_YOUR TASK_
An exact transcript of the records is what this task asks for.

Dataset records
......

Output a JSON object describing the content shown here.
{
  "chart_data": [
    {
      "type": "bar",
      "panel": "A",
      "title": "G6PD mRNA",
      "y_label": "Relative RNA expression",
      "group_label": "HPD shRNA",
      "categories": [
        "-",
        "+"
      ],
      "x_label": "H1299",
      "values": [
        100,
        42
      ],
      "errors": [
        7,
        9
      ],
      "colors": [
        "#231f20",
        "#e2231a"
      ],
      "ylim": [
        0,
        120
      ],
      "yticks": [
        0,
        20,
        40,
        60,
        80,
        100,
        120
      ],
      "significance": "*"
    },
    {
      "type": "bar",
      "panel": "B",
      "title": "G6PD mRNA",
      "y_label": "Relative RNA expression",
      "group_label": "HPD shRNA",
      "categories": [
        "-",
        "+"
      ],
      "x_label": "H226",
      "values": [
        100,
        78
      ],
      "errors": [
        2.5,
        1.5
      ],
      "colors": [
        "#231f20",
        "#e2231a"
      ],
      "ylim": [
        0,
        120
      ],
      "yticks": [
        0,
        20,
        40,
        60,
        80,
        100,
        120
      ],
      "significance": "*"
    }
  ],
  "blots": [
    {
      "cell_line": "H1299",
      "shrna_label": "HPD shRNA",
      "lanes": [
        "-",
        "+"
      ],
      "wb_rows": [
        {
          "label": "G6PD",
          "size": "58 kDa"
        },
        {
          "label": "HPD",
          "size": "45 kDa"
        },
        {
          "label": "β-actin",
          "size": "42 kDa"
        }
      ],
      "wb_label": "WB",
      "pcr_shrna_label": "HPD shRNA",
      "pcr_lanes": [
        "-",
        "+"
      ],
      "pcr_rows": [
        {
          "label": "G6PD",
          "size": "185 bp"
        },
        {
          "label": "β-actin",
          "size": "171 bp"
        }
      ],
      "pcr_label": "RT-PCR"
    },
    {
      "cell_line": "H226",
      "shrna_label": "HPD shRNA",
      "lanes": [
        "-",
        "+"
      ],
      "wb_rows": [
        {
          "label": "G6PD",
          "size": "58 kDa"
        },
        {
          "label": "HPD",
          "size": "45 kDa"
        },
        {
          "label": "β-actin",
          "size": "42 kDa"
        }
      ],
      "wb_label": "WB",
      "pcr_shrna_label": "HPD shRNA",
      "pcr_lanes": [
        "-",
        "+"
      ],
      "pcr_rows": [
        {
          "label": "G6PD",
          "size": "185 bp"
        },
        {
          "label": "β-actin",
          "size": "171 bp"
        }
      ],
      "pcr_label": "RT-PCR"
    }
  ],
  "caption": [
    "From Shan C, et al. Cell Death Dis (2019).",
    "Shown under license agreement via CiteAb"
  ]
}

......

_RESULT FOR THIS TASK_
Output a JSON object describing the content shown here.
{
  "chart_data": [
    {
      "type": "bar",
      "panel": "A",
      "title": "G6PD mRNA",
      "y_label": "Relative RNA expression",
      "group_label": "HPD shRNA",
      "categories": [
        "-",
        "+"
      ],
      "x_label": "H1299",
      "values": [
        100,
        42
      ],
      "errors": [
        7,
        9
      ],
      "colors": [
        "#231f20",
        "#e2231a"
      ],
      "ylim": [
        0,
        120
      ],
      "yticks": [
        0,
        20,
        40,
        60,
        80,
        100,
        120
      ],
      "significance": "*"
    },
    {
      "type": "bar",
      "panel": "B",
      "title": "G6PD mRNA",
      "y_label": "Relative RNA expression",
      "group_label": "HPD shRNA",
      "categories": [
        "-",
        "+"
      ],
      "x_label": "H226",
      "values": [
        100,
        78
      ],
      "errors": [
        2.5,
        1.5
      ],
      "colors": [
        "#231f20",
        "#e2231a"
      ],
      "ylim": [
        0,
        120
      ],
      "yticks": [
        0,
        20,
        40,
        60,
        80,
        100,
        120
      ],
      "significance": "*"
    }
  ],
  "blots": [
    {
      "cell_line": "H1299",
      "shrna_label": "HPD shRNA",
      "lanes": [
        "-",
        "+"
      ],
      "wb_rows": [
        {
          "label": "G6PD",
          "size": "58 kDa"
        },
        {
          "label": "HPD",
          "size": "45 kDa"
        },
        {
          "label": "β-actin",
          "size": "42 kDa"
        }
      ],
      "wb_label": "WB",
      "pcr_shrna_label": "HPD shRNA",
      "pcr_lanes": [
        "-",
        "+"
      ],
      "pcr_rows": [
        {
          "label": "G6PD",
          "size": "185 bp"
        },
        {
          "label": "β-actin",
          "size": "171 bp"
        }
      ],
      "pcr_label": "RT-PCR"
    },
    {
      "cell_line": "H226",
      "shrna_label": "HPD shRNA",
      "lanes": [
        "-",
        "+"
      ],
      "wb_rows": [
        {
          "label": "G6PD",
          "size": "58 kDa"
        },
        {
          "label": "HPD",
          "size": "45 kDa"
        },
        {
          "label": "β-actin",
          "size": "42 kDa"
        }
      ],
      "wb_label": "WB",
      "pcr_shrna_label": "HPD shRNA",
      "pcr_lanes": [
        "-",
        "+"
      ],
      "pcr_rows": [
        {
          "label": "G6PD",
          "size": "185 bp"
        },
        {
          "label": "β-actin",
          "size": "171 bp"
        }
      ],
      "pcr_label": "RT-PCR"
    }
  ],
  "caption": [
    "From Shan C, et al. Cell Death Dis (2019).",
    "Shown under license agreement via CiteAb"
  ]
}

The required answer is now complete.